* WHAT THIS TASK INVOLVES
Copy every line in the records below that contains the word "text".

--- BEGIN STORED ROWS ---

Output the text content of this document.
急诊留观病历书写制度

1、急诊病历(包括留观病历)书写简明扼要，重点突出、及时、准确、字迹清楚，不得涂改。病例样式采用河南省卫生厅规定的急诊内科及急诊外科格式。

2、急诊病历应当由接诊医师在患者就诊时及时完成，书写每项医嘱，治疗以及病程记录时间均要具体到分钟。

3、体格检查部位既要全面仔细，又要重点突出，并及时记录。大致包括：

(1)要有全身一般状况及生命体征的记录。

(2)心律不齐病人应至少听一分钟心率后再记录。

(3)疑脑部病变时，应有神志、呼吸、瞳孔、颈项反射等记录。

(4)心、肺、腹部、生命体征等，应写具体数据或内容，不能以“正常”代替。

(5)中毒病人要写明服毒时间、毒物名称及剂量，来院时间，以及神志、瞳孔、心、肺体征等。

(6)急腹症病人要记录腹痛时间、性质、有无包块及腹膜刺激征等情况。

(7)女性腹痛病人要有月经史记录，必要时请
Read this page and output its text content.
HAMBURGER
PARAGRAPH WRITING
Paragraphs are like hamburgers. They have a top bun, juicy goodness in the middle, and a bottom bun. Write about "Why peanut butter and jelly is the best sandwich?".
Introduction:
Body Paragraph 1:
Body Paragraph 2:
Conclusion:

--- END STORED ROWS ---

* COMPLETED EXERCISE
Output the text content of this document.
Read this page and output its text content.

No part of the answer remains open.